= SET EXERCISE =
Tally the lines that hold the word "title" and reply with that figure only.

= DATASET ENTRIES =
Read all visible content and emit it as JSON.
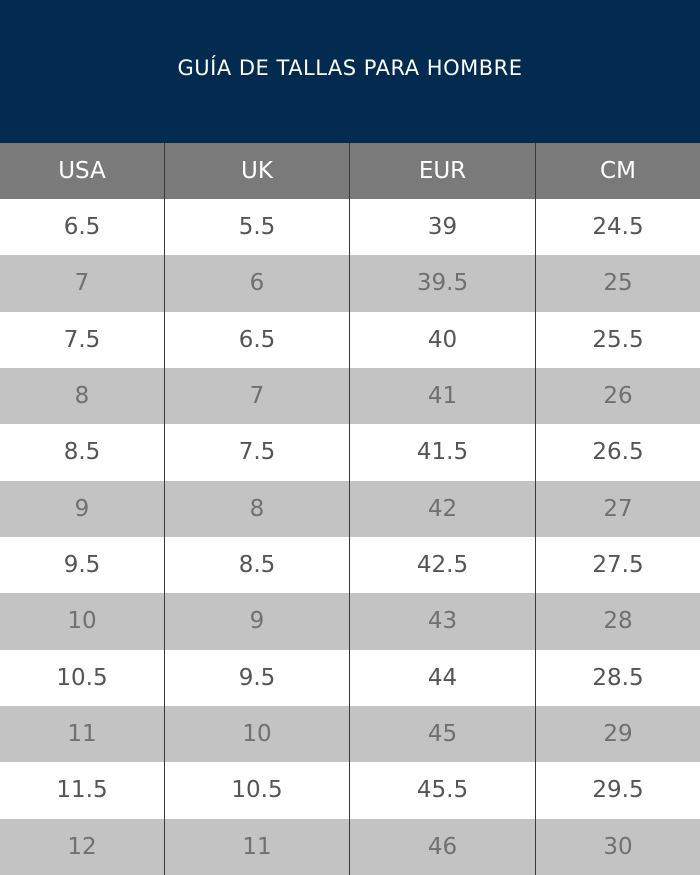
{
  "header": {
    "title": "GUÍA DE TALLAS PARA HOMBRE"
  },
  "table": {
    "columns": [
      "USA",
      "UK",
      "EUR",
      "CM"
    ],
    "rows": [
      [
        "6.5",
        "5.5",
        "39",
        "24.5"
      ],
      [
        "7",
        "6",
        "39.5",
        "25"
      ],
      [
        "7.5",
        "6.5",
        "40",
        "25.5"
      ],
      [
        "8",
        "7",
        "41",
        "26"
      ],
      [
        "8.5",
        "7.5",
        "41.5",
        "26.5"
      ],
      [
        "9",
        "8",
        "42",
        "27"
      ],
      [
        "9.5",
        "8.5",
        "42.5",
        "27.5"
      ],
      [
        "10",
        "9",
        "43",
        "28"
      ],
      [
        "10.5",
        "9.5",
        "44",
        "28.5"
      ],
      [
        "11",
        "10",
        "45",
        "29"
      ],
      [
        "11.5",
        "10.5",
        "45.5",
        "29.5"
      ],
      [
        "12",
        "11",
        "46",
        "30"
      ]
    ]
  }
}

...

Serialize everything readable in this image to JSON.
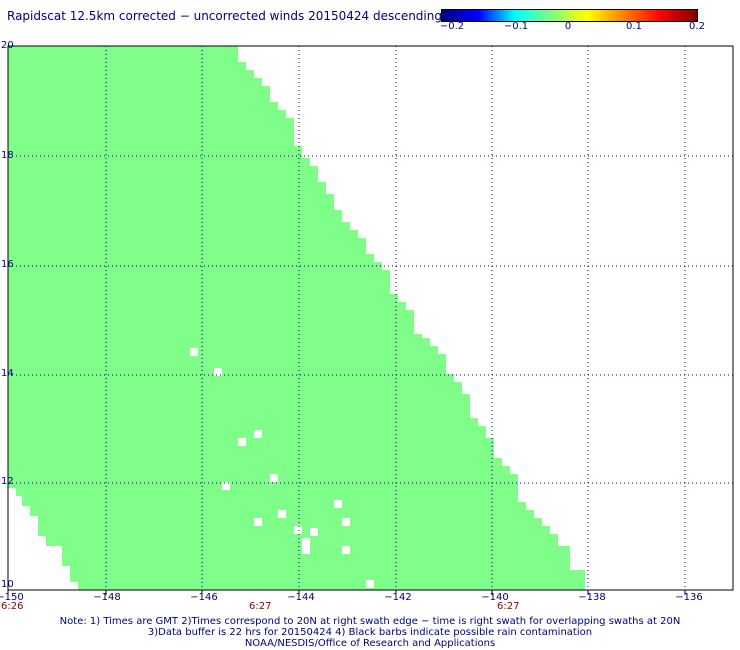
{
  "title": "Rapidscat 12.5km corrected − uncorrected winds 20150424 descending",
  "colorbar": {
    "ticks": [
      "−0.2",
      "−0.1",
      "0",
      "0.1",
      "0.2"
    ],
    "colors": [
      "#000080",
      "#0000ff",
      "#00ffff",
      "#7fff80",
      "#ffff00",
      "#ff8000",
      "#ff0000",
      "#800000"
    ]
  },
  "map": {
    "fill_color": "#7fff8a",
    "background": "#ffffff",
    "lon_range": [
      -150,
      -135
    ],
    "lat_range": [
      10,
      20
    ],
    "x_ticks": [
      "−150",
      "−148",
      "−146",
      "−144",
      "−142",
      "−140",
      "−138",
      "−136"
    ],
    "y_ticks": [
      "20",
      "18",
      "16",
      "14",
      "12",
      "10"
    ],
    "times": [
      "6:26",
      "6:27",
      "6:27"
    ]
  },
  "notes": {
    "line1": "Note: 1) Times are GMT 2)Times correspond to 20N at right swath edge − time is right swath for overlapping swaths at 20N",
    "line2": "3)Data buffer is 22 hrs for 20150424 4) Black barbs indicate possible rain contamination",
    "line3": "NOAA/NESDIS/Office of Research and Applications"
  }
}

= RESPONSE BELOW =
2